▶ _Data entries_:
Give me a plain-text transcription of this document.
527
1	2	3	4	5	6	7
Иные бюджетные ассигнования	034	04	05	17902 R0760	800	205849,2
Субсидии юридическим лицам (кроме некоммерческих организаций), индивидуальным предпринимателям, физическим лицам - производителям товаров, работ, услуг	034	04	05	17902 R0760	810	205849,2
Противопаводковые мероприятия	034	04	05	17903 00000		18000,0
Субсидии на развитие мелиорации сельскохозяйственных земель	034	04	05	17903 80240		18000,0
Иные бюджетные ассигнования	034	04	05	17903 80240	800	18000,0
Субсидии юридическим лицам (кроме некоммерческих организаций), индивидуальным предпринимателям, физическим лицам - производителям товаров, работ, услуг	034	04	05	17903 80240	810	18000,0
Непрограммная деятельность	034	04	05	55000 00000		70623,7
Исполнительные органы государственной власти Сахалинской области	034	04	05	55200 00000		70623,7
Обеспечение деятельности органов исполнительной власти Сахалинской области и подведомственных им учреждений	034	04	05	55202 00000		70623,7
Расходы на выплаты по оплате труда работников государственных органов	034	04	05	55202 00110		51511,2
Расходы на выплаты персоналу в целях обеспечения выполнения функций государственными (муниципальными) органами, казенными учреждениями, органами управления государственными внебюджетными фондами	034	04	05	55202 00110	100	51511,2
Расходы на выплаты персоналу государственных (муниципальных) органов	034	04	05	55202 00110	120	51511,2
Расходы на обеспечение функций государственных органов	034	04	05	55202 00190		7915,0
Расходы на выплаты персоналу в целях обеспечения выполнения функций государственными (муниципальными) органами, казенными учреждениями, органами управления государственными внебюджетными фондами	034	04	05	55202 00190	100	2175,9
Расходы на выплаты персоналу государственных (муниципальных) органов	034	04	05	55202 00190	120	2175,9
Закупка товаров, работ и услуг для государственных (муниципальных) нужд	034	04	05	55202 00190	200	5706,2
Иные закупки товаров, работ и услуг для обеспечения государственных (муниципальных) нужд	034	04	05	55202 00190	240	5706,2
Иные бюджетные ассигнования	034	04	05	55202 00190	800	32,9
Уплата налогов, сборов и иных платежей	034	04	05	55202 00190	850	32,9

▶ _Goal_: Search the lines above for the string "лицам", then show every one that has it.

▶ _Answer below_:
Субсидии юридическим лицам (кроме некоммерческих организаций), индивидуальным предпринимателям, физическим лицам - производителям товаров, работ, услуг	034	04	05	17902 R0760	810	205849,2
Субсидии юридическим лицам (кроме некоммерческих организаций), индивидуальным предпринимателям, физическим лицам - производителям товаров, работ, услуг	034	04	05	17903 80240	810	18000,0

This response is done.